BEGIN Provided passage

And so, the way I joke internally with our team is that it’s a little bit of the, maybe the nerd light bulb went on in my head as an opportunity to do something deeply interesting and even further upstream than I had in my career before for the goal of getting closer to the patient. And I think as the listeners appreciate any great business that does right by the patient and the very complex details in front of you. 

Clinical research is a bit of an operator’s paradise from that perspective, that’s maybe the why number two. Any business that puts all of its focus on the patient and the hard details in front of you will be successful financially in the end. And I think that’s what we deeply believe is in front of us here at PhaseWell Research. 

People-First Leadership

Anderson Williams: And it’s clear, it’s actually really exciting to hear you walk through that because you’ve been a part of building companies repeatedly. I’m just curious, any key lessons learned about building and growing in the way that you described from those previous experiences that you know, you’re taking into building PhaseWell? Because you’ve built some pretty significant businesses and been part of teams building some really significant businesses.  

Carsten Bick: I’d say the first lesson is people are everything. Process and technology are very important, but they’re without a doubt secondary in what are service businesses in healthcare.

END Provided passage
BEGIN Supplied information

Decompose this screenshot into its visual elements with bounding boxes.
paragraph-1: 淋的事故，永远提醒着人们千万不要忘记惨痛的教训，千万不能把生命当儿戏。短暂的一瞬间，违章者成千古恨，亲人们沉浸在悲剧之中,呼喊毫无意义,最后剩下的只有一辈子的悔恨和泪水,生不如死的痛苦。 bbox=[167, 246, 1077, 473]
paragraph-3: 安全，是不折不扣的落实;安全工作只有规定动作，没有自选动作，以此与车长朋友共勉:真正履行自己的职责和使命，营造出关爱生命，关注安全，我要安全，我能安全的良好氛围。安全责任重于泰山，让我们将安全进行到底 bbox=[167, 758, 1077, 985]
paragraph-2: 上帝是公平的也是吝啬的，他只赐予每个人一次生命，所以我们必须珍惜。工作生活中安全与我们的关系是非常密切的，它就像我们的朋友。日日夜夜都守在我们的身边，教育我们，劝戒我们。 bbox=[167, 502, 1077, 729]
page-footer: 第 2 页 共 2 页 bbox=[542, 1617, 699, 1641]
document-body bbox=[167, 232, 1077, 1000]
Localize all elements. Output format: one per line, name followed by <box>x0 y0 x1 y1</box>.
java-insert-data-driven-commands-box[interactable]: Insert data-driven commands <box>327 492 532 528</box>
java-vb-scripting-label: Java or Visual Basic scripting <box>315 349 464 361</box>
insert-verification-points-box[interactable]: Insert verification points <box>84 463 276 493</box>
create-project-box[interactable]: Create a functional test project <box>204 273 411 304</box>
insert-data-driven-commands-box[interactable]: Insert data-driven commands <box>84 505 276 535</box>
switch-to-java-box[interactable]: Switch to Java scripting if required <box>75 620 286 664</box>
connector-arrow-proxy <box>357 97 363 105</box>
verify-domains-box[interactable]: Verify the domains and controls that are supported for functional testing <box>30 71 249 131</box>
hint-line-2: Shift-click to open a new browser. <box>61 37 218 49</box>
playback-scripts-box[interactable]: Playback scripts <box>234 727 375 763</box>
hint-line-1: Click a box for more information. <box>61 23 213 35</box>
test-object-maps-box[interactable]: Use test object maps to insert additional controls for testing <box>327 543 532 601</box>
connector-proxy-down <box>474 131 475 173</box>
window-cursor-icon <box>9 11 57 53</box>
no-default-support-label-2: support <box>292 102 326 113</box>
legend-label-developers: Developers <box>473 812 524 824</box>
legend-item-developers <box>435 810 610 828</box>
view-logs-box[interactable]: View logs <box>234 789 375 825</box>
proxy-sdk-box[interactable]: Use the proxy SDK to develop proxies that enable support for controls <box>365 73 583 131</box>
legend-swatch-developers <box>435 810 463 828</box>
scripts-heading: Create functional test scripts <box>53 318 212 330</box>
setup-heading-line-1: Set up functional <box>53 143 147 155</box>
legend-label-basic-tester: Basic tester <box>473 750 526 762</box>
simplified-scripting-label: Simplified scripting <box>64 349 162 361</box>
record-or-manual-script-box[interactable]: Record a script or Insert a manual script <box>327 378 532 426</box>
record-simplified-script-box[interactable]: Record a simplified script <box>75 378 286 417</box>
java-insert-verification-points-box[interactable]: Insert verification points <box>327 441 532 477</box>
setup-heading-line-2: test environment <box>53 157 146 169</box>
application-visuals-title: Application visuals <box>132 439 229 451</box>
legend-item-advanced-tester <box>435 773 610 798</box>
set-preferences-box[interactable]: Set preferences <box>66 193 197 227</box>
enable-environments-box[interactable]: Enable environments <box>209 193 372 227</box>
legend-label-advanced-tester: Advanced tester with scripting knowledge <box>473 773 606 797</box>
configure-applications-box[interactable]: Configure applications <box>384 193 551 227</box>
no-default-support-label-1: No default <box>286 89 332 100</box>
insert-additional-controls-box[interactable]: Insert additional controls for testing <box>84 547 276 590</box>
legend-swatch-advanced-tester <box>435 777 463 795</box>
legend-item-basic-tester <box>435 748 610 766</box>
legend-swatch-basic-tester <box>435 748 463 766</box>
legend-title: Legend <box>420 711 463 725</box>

END Supplied information

=== What to do ===
a – In the interview transcript, what does Carsten Bick say is the first lesson?
b – List every proper name of a person or company that appears in the interview transcript.
c – Proceed with the interview transcript, picking up right after its final sentence.
You won't need the rows to complete any of this.

=== Answers for this exercise ===
a – People are everything.

b – Anderson Williams, Carsten Bick, PhaseWell Research (also called PhaseWell)

c –
Healthcare is human, at least it should be, and the product is the people that are working with your patients. I think my calling card, so to speak, over the last five to 10 years has been leading and driving what we do through that lens, first and foremost. Not to discount, as I had said, process and technology, but they can only enable if you have the people organization, the operating culture, and the things that matter for how you run a service business day to day. 

From there, it does get a little bit simpler and operating playbook, driving standardization. Now I know how to hire for that. I know how to bring in the right types of solutions, and so, again, I go back to focusing on building really, really strong people organizations.  

Anderson Williams: How have you thought about building your PhaseWell team, and then how have you thought about who are the right partners to align with what you’re trying to build at phase? 

Carsten Bick: Well, yeah, it’s a great question, Anderson. You know, when I came in as CEO to lead this business, Shore Capital had just acquired our founding partners, and as an employee base of one, at least at the face wall corporate level, I felt a little bit like a mule looking at a new gate. Um, And so, back to what I had described on over-indexing to people, I’d say that’s where I started first. 

It was going and ensuring I get to know the folks that we are partnering with from the front desk up to the founding site director or leader of each of these businesses. In doing that, then you can start to understand, okay, who are the right compliments to me, hire number two, hire number three, that will serve this business, these people, what they have built, that we are only just starting to learn the right way. 

And so, maybe to simplify that, one of the things I think’s important in this environment is to hire for startup. I credit a lot of my partners on the Shore Capital team for helping bringing me back to that concept. Versus being maybe a little bit anxious as a new CEO of this business and saying, Hey, I need to go get the person that’s done X for 30 years.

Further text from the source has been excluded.